• [INSTRUCTIONS TO FOLLOW]:
Every entry below must appear again, exactly as written.

• [RECORDS FOR THE EXERCISE]:
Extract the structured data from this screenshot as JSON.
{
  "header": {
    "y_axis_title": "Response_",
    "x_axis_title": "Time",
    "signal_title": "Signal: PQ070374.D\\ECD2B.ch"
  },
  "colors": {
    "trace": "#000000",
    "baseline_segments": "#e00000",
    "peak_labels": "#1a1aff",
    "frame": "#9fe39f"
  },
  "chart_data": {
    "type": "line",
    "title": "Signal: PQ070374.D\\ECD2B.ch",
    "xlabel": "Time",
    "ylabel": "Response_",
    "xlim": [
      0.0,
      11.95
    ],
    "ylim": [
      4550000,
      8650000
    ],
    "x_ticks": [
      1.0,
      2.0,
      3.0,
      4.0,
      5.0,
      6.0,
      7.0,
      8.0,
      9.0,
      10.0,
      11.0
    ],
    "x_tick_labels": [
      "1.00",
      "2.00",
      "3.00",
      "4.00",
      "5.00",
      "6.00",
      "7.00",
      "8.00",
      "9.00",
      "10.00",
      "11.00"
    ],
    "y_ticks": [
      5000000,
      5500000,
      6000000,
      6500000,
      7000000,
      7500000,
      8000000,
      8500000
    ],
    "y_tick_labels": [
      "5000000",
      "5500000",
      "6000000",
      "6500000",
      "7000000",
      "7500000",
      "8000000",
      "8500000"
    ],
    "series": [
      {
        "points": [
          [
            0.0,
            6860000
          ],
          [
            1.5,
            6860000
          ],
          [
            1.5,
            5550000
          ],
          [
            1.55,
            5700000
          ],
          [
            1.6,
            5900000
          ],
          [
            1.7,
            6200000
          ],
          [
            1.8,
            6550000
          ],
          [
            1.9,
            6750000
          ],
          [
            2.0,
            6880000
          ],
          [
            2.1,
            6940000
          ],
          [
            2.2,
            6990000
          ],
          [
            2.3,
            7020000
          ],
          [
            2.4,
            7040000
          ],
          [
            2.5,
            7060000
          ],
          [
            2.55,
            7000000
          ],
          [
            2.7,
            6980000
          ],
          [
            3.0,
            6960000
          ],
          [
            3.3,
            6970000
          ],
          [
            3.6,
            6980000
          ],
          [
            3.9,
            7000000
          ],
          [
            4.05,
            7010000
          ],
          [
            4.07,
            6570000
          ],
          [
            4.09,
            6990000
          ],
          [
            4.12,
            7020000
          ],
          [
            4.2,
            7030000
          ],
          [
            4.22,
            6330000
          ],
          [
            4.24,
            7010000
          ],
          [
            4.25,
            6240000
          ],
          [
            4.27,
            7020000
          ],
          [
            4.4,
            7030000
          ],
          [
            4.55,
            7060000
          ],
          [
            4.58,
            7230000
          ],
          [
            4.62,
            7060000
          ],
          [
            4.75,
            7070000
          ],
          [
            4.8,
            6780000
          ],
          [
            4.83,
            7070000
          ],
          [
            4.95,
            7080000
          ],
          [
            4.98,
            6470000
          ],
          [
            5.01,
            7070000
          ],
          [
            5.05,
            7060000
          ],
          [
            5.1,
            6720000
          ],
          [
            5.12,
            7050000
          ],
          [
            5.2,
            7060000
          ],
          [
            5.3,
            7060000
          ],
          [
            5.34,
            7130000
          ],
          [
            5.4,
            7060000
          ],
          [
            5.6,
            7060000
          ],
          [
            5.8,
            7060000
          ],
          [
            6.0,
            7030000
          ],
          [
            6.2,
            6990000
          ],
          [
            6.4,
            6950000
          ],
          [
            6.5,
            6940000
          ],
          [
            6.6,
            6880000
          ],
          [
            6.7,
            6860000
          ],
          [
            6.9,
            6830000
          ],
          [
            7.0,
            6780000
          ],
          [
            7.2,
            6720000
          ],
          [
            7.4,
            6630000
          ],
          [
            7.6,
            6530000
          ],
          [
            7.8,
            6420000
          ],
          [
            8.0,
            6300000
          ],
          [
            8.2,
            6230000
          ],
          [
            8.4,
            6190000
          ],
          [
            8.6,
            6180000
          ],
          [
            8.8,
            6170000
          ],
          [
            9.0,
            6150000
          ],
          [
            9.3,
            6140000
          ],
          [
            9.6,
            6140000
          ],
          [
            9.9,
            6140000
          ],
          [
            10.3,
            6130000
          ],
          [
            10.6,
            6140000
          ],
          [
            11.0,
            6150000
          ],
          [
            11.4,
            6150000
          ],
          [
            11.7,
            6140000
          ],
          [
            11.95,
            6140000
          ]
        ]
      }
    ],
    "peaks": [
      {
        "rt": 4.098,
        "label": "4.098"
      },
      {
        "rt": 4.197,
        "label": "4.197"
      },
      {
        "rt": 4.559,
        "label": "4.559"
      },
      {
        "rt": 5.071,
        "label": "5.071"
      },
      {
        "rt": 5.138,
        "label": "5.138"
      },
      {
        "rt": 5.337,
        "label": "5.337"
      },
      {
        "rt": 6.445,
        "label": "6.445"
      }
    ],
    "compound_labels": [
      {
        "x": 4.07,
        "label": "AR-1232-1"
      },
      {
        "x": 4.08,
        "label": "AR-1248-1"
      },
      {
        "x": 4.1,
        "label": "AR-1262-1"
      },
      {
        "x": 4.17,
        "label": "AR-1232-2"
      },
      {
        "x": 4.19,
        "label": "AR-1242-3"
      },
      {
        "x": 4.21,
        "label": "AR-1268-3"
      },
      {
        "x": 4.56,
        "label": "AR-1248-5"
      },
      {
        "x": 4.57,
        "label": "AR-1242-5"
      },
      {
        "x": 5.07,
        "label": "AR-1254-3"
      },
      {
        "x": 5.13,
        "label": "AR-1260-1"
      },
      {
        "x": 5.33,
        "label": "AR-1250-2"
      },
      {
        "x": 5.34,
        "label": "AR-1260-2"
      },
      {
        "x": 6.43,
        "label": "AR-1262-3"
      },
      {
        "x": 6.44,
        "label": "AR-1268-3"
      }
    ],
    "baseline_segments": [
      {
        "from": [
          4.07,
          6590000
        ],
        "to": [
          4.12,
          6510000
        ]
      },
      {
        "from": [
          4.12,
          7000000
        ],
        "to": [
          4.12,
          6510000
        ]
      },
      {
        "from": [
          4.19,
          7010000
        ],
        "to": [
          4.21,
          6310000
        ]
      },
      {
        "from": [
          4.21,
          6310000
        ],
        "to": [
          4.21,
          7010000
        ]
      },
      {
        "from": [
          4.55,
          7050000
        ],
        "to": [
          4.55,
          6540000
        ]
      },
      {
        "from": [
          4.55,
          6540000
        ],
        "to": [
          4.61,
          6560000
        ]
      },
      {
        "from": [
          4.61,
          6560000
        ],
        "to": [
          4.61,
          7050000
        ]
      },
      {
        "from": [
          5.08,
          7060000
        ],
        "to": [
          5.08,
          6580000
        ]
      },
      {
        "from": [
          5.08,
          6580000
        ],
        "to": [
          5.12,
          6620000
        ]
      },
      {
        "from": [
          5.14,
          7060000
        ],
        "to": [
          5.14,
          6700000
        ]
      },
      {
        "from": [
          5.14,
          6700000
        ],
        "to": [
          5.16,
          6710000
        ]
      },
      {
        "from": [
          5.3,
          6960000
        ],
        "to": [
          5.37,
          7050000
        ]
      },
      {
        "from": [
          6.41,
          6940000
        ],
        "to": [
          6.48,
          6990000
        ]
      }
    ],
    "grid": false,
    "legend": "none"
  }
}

• [OUTPUT FOR THIS EXERCISE]:
Extract the structured data from this screenshot as JSON.
{
  "header": {
    "y_axis_title": "Response_",
    "x_axis_title": "Time",
    "signal_title": "Signal: PQ070374.D\\ECD2B.ch"
  },
  "colors": {
    "trace": "#000000",
    "baseline_segments": "#e00000",
    "peak_labels": "#1a1aff",
    "frame": "#9fe39f"
  },
  "chart_data": {
    "type": "line",
    "title": "Signal: PQ070374.D\\ECD2B.ch",
    "xlabel": "Time",
    "ylabel": "Response_",
    "xlim": [
      0.0,
      11.95
    ],
    "ylim": [
      4550000,
      8650000
    ],
    "x_ticks": [
      1.0,
      2.0,
      3.0,
      4.0,
      5.0,
      6.0,
      7.0,
      8.0,
      9.0,
      10.0,
      11.0
    ],
    "x_tick_labels": [
      "1.00",
      "2.00",
      "3.00",
      "4.00",
      "5.00",
      "6.00",
      "7.00",
      "8.00",
      "9.00",
      "10.00",
      "11.00"
    ],
    "y_ticks": [
      5000000,
      5500000,
      6000000,
      6500000,
      7000000,
      7500000,
      8000000,
      8500000
    ],
    "y_tick_labels": [
      "5000000",
      "5500000",
      "6000000",
      "6500000",
      "7000000",
      "7500000",
      "8000000",
      "8500000"
    ],
    "series": [
      {
        "points": [
          [
            0.0,
            6860000
          ],
          [
            1.5,
            6860000
          ],
          [
            1.5,
            5550000
          ],
          [
            1.55,
            5700000
          ],
          [
            1.6,
            5900000
          ],
          [
            1.7,
            6200000
          ],
          [
            1.8,
            6550000
          ],
          [
            1.9,
            6750000
          ],
          [
            2.0,
            6880000
          ],
          [
            2.1,
            6940000
          ],
          [
            2.2,
            6990000
          ],
          [
            2.3,
            7020000
          ],
          [
            2.4,
            7040000
          ],
          [
            2.5,
            7060000
          ],
          [
            2.55,
            7000000
          ],
          [
            2.7,
            6980000
          ],
          [
            3.0,
            6960000
          ],
          [
            3.3,
            6970000
          ],
          [
            3.6,
            6980000
          ],
          [
            3.9,
            7000000
          ],
          [
            4.05,
            7010000
          ],
          [
            4.07,
            6570000
          ],
          [
            4.09,
            6990000
          ],
          [
            4.12,
            7020000
          ],
          [
            4.2,
            7030000
          ],
          [
            4.22,
            6330000
          ],
          [
            4.24,
            7010000
          ],
          [
            4.25,
            6240000
          ],
          [
            4.27,
            7020000
          ],
          [
            4.4,
            7030000
          ],
          [
            4.55,
            7060000
          ],
          [
            4.58,
            7230000
          ],
          [
            4.62,
            7060000
          ],
          [
            4.75,
            7070000
          ],
          [
            4.8,
            6780000
          ],
          [
            4.83,
            7070000
          ],
          [
            4.95,
            7080000
          ],
          [
            4.98,
            6470000
          ],
          [
            5.01,
            7070000
          ],
          [
            5.05,
            7060000
          ],
          [
            5.1,
            6720000
          ],
          [
            5.12,
            7050000
          ],
          [
            5.2,
            7060000
          ],
          [
            5.3,
            7060000
          ],
          [
            5.34,
            7130000
          ],
          [
            5.4,
            7060000
          ],
          [
            5.6,
            7060000
          ],
          [
            5.8,
            7060000
          ],
          [
            6.0,
            7030000
          ],
          [
            6.2,
            6990000
          ],
          [
            6.4,
            6950000
          ],
          [
            6.5,
            6940000
          ],
          [
            6.6,
            6880000
          ],
          [
            6.7,
            6860000
          ],
          [
            6.9,
            6830000
          ],
          [
            7.0,
            6780000
          ],
          [
            7.2,
            6720000
          ],
          [
            7.4,
            6630000
          ],
          [
            7.6,
            6530000
          ],
          [
            7.8,
            6420000
          ],
          [
            8.0,
            6300000
          ],
          [
            8.2,
            6230000
          ],
          [
            8.4,
            6190000
          ],
          [
            8.6,
            6180000
          ],
          [
            8.8,
            6170000
          ],
          [
            9.0,
            6150000
          ],
          [
            9.3,
            6140000
          ],
          [
            9.6,
            6140000
          ],
          [
            9.9,
            6140000
          ],
          [
            10.3,
            6130000
          ],
          [
            10.6,
            6140000
          ],
          [
            11.0,
            6150000
          ],
          [
            11.4,
            6150000
          ],
          [
            11.7,
            6140000
          ],
          [
            11.95,
            6140000
          ]
        ]
      }
    ],
    "peaks": [
      {
        "rt": 4.098,
        "label": "4.098"
      },
      {
        "rt": 4.197,
        "label": "4.197"
      },
      {
        "rt": 4.559,
        "label": "4.559"
      },
      {
        "rt": 5.071,
        "label": "5.071"
      },
      {
        "rt": 5.138,
        "label": "5.138"
      },
      {
        "rt": 5.337,
        "label": "5.337"
      },
      {
        "rt": 6.445,
        "label": "6.445"
      }
    ],
    "compound_labels": [
      {
        "x": 4.07,
        "label": "AR-1232-1"
      },
      {
        "x": 4.08,
        "label": "AR-1248-1"
      },
      {
        "x": 4.1,
        "label": "AR-1262-1"
      },
      {
        "x": 4.17,
        "label": "AR-1232-2"
      },
      {
        "x": 4.19,
        "label": "AR-1242-3"
      },
      {
        "x": 4.21,
        "label": "AR-1268-3"
      },
      {
        "x": 4.56,
        "label": "AR-1248-5"
      },
      {
        "x": 4.57,
        "label": "AR-1242-5"
      },
      {
        "x": 5.07,
        "label": "AR-1254-3"
      },
      {
        "x": 5.13,
        "label": "AR-1260-1"
      },
      {
        "x": 5.33,
        "label": "AR-1250-2"
      },
      {
        "x": 5.34,
        "label": "AR-1260-2"
      },
      {
        "x": 6.43,
        "label": "AR-1262-3"
      },
      {
        "x": 6.44,
        "label": "AR-1268-3"
      }
    ],
    "baseline_segments": [
      {
        "from": [
          4.07,
          6590000
        ],
        "to": [
          4.12,
          6510000
        ]
      },
      {
        "from": [
          4.12,
          7000000
        ],
        "to": [
          4.12,
          6510000
        ]
      },
      {
        "from": [
          4.19,
          7010000
        ],
        "to": [
          4.21,
          6310000
        ]
      },
      {
        "from": [
          4.21,
          6310000
        ],
        "to": [
          4.21,
          7010000
        ]
      },
      {
        "from": [
          4.55,
          7050000
        ],
        "to": [
          4.55,
          6540000
        ]
      },
      {
        "from": [
          4.55,
          6540000
        ],
        "to": [
          4.61,
          6560000
        ]
      },
      {
        "from": [
          4.61,
          6560000
        ],
        "to": [
          4.61,
          7050000
        ]
      },
      {
        "from": [
          5.08,
          7060000
        ],
        "to": [
          5.08,
          6580000
        ]
      },
      {
        "from": [
          5.08,
          6580000
        ],
        "to": [
          5.12,
          6620000
        ]
      },
      {
        "from": [
          5.14,
          7060000
        ],
        "to": [
          5.14,
          6700000
        ]
      },
      {
        "from": [
          5.14,
          6700000
        ],
        "to": [
          5.16,
          6710000
        ]
      },
      {
        "from": [
          5.3,
          6960000
        ],
        "to": [
          5.37,
          7050000
        ]
      },
      {
        "from": [
          6.41,
          6940000
        ],
        "to": [
          6.48,
          6990000
        ]
      }
    ],
    "grid": false,
    "legend": "none"
  }
}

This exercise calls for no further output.